** Problem a **
List every abbreviation written entirely in capital letters that appears in the FISA excerpt below.

** Source excerpt **
>> START
Clinesmith pleaded guilty nearly two years ago to altering an email related to Page to make it appear that Page “was not a source” for the CIA. Clinesmith’s undoing came from the fact that in preparing the FISA application and renewals, the various government actors used email to confirm details, including with Clinesmith.
The OIG report on FISA abuse detailed that process, noting there were many “back-and-forth exchange[s]” “between the OI Attorney and the FBI, during which the OI Attorney asked many questions about Page, as well as about Steele’s reporting and the structure and access of his source network.” “To further address reliability, the OI Attorney sought information from the FBI to describe the source network in the FISA application,” according to the OIG report. And that information-gathering process included email exchanges and written summaries of briefings.
>> END
** Problem b **
Output the listing verbatim, beginning with its first line and continuing through the line that contains "dropdown[interactable]: Multiple lines".

** Records for this task **
>> START
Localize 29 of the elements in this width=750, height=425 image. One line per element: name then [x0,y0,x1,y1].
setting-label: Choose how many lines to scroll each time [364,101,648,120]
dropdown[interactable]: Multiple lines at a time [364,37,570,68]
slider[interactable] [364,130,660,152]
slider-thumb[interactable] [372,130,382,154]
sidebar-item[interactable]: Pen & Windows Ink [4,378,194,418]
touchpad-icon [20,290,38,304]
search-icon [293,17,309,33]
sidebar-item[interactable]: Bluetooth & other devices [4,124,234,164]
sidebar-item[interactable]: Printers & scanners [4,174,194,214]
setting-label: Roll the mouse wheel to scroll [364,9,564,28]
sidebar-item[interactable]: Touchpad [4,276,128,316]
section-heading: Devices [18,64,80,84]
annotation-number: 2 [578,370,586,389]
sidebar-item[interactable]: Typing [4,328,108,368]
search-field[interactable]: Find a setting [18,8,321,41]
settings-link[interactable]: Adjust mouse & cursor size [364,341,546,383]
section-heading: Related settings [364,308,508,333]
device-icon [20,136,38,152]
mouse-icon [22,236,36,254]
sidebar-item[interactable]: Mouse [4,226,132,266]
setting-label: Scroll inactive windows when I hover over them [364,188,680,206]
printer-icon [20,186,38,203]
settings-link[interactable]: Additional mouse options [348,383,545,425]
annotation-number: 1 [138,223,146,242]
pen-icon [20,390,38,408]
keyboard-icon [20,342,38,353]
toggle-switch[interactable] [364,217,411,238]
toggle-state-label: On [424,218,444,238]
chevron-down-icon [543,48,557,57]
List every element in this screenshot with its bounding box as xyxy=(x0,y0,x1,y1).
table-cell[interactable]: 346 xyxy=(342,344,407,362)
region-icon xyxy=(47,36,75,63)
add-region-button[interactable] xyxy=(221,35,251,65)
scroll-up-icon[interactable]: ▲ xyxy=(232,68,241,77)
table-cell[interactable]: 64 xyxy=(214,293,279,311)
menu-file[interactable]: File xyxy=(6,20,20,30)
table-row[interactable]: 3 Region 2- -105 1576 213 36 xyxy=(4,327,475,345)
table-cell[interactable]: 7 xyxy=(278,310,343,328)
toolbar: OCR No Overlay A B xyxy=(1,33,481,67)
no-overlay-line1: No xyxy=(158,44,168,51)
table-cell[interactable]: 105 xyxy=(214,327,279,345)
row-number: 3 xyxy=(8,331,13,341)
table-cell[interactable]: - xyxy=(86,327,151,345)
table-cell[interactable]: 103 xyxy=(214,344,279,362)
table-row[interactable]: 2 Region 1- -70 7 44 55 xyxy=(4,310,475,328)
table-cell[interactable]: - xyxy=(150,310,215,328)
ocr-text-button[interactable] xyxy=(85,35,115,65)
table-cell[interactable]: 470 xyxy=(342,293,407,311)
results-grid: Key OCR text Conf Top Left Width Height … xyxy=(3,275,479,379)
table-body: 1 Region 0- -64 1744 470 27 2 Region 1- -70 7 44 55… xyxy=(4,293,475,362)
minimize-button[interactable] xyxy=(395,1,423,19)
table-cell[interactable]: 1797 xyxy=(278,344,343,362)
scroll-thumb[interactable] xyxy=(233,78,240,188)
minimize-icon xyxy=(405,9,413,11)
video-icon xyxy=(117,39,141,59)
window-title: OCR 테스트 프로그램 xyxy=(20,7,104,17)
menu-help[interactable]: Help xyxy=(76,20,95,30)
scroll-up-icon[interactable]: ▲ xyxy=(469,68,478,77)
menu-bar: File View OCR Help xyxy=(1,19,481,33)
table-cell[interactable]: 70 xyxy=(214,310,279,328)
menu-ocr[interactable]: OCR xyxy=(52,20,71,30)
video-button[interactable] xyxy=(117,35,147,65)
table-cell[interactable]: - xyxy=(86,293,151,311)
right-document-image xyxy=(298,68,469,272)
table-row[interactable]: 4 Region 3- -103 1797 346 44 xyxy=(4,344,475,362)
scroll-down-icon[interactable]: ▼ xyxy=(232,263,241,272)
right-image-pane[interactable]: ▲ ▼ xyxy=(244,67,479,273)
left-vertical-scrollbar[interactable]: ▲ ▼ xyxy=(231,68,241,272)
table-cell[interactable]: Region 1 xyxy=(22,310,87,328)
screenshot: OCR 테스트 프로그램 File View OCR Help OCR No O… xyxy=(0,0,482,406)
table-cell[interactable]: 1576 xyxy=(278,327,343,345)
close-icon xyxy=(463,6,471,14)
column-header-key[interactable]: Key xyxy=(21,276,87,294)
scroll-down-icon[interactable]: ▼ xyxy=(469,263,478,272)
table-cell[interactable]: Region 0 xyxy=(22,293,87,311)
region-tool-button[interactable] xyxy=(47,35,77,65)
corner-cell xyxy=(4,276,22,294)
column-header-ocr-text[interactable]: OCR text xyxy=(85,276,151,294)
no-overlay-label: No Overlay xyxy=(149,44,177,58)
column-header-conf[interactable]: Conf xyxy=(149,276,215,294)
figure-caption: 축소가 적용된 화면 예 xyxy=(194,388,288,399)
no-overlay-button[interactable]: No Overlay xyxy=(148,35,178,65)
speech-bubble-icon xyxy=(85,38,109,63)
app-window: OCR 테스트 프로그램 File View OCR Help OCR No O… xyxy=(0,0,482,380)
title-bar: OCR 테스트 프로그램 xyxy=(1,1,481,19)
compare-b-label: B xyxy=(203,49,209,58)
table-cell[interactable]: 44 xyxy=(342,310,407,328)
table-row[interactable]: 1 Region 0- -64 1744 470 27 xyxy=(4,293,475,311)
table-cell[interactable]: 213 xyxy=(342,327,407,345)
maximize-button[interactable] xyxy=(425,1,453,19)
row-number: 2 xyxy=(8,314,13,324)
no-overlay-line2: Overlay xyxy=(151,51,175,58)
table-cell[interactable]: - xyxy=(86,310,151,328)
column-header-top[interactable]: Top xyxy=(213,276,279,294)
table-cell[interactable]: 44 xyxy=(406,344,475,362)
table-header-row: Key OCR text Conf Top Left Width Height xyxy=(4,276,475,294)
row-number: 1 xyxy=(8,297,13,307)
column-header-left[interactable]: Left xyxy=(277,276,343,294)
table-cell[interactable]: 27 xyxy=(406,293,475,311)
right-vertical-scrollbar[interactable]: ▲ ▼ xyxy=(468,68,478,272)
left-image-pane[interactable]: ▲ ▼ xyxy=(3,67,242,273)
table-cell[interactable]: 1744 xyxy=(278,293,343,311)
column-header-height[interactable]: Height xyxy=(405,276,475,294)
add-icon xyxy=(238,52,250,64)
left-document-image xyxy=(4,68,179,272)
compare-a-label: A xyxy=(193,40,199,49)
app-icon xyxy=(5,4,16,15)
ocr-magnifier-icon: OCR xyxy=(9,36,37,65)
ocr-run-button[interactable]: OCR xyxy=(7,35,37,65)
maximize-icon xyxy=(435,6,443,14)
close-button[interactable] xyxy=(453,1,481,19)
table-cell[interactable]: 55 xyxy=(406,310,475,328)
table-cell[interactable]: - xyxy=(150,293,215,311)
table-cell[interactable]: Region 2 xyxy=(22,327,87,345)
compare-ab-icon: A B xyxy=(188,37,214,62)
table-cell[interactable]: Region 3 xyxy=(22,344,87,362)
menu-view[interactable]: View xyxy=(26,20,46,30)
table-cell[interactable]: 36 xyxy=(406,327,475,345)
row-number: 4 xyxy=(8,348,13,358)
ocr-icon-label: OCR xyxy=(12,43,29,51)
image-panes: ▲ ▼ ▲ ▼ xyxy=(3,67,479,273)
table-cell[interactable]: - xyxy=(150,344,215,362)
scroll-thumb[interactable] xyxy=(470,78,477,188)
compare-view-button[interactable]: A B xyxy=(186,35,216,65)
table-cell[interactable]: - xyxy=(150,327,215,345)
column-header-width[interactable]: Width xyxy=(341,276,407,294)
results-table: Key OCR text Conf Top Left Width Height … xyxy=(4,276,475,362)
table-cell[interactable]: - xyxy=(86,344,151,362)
>> END
** Full response a **
CIA, FISA, OIG, OI, FBI

** Full response b **
Localize 29 of the elements in this width=750, height=425 image. One line per element: name then [x0,y0,x1,y1].
setting-label: Choose how many lines to scroll each time [364,101,648,120]
dropdown[interactable]: Multiple lines at a time [364,37,570,68]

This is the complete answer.